start Exercise materials

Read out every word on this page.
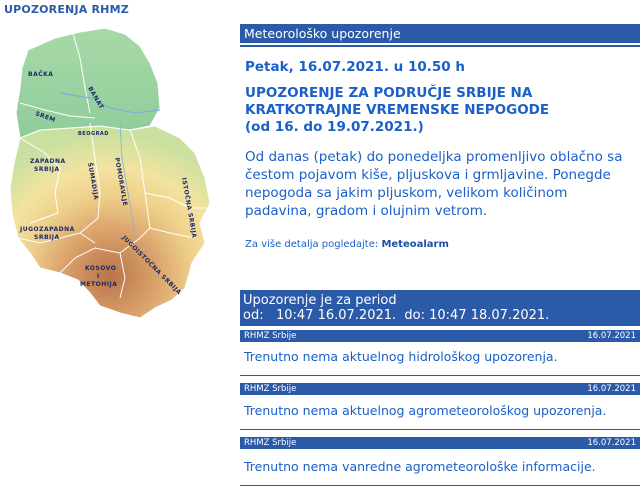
UPOZORENJA RHMZ
BAČKA
BANAT
SREM
BEOGRAD
ZAPADNA
SRBIJA	ŠUMADIJA POMORAVLJE	ISTOČNA SRBIJA
JUGOZAPADNA
SRBIJA	JUGOISTOČNA SRBIJA
KOSOVO
I
METOHIJA
Meteorološko upozorenje
Petak, 16.07.2021. u 10.50 h
UPOZORENJE ZA PODRUČJE SRBIJE NA
KRATKOTRAJNE VREMENSKE NEPOGODE
(od 16. do 19.07.2021.)
Od danas (petak) do ponedeljka promenljivo oblačno sa
čestom pojavom kiše, pljuskova i grmljavine. Ponegde
nepogoda sa jakim pljuskom, velikom količinom
padavina, gradom i olujnim vetrom.
Za više detalja pogledajte: Meteoalarm
Upozorenje je za period
od:   10:47 16.07.2021.  do: 10:47 18.07.2021.
RHMZ Srbije	16.07.2021
Trenutno nema aktuelnog hidrološkog upozorenja.
RHMZ Srbije	16.07.2021
Trenutno nema aktuelnog agrometeorološkog upozorenja.
RHMZ Srbije	16.07.2021
Trenutno nema vanredne agrometeorološke informacije.
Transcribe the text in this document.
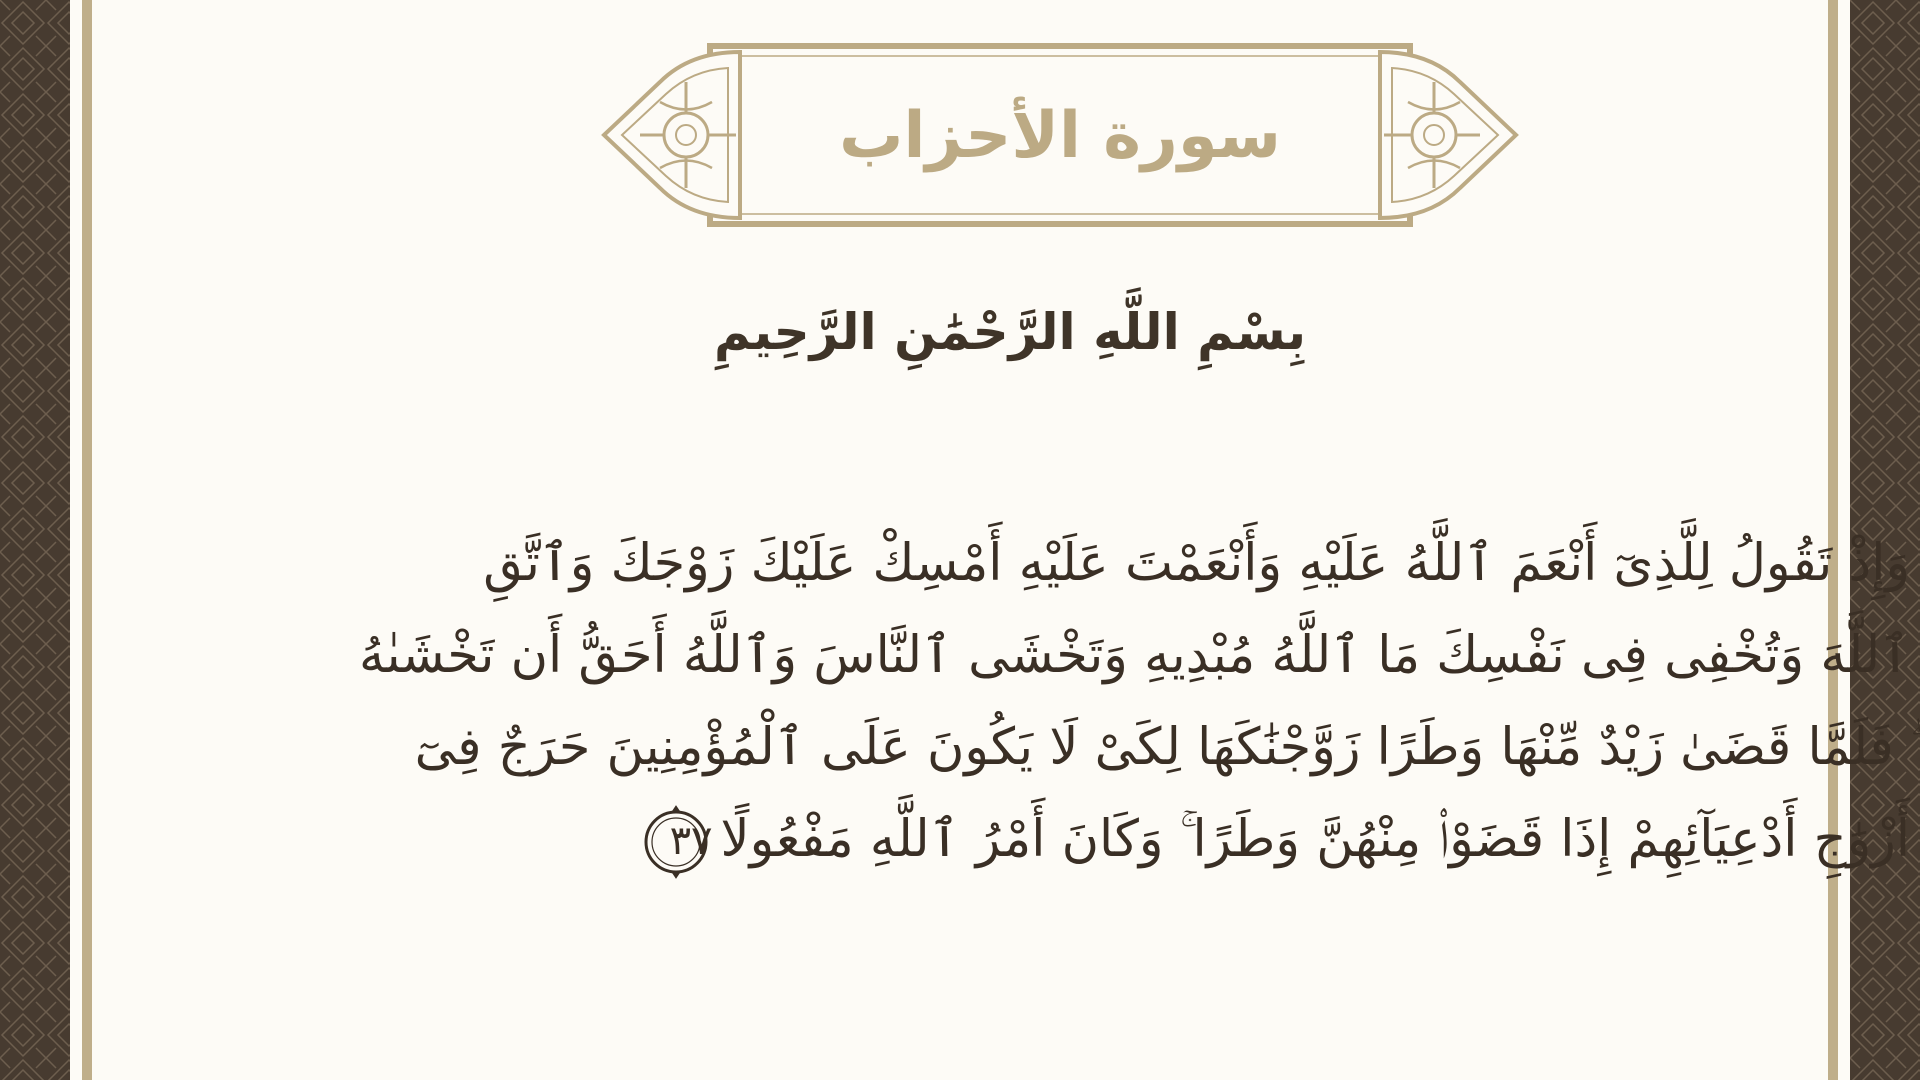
سورة الأحزاب
بِسْمِ اللَّهِ الرَّحْمَٰنِ الرَّحِيمِ
وَإِذْ تَقُولُ لِلَّذِىٓ أَنْعَمَ ٱللَّهُ عَلَيْهِ وَأَنْعَمْتَ عَلَيْهِ أَمْسِكْ عَلَيْكَ زَوْجَكَ وَٱتَّقِ
ٱللَّهَ وَتُخْفِى فِى نَفْسِكَ مَا ٱللَّهُ مُبْدِيهِ وَتَخْشَى ٱلنَّاسَ وَٱللَّهُ أَحَقُّ أَن تَخْشَىٰهُ
ۖ فَلَمَّا قَضَىٰ زَيْدٌ مِّنْهَا وَطَرًا زَوَّجْنَٰكَهَا لِكَىْ لَا يَكُونَ عَلَى ٱلْمُؤْمِنِينَ حَرَجٌ فِىٓ
أَزْوَٰجِ أَدْعِيَآئِهِمْ إِذَا قَضَوْا۟ مِنْهُنَّ وَطَرًا ۚ وَكَانَ أَمْرُ ٱللَّهِ مَفْعُولًا
٣٧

end Exercise materials

Exercise description
Your task is to quote exactly the lines from the one with "Transcribe the text in this document." through the end of the material, both included, without reproducing any pictures.

Finished task
Transcribe the text in this document.
سورة الأحزاب
بِسْمِ اللَّهِ الرَّحْمَٰنِ الرَّحِيمِ
وَإِذْ تَقُولُ لِلَّذِىٓ أَنْعَمَ ٱللَّهُ عَلَيْهِ وَأَنْعَمْتَ عَلَيْهِ أَمْسِكْ عَلَيْكَ زَوْجَكَ وَٱتَّقِ
ٱللَّهَ وَتُخْفِى فِى نَفْسِكَ مَا ٱللَّهُ مُبْدِيهِ وَتَخْشَى ٱلنَّاسَ وَٱللَّهُ أَحَقُّ أَن تَخْشَىٰهُ
ۖ فَلَمَّا قَضَىٰ زَيْدٌ مِّنْهَا وَطَرًا زَوَّجْنَٰكَهَا لِكَىْ لَا يَكُونَ عَلَى ٱلْمُؤْمِنِينَ حَرَجٌ فِىٓ
أَزْوَٰجِ أَدْعِيَآئِهِمْ إِذَا قَضَوْا۟ مِنْهُنَّ وَطَرًا ۚ وَكَانَ أَمْرُ ٱللَّهِ مَفْعُولًا
٣٧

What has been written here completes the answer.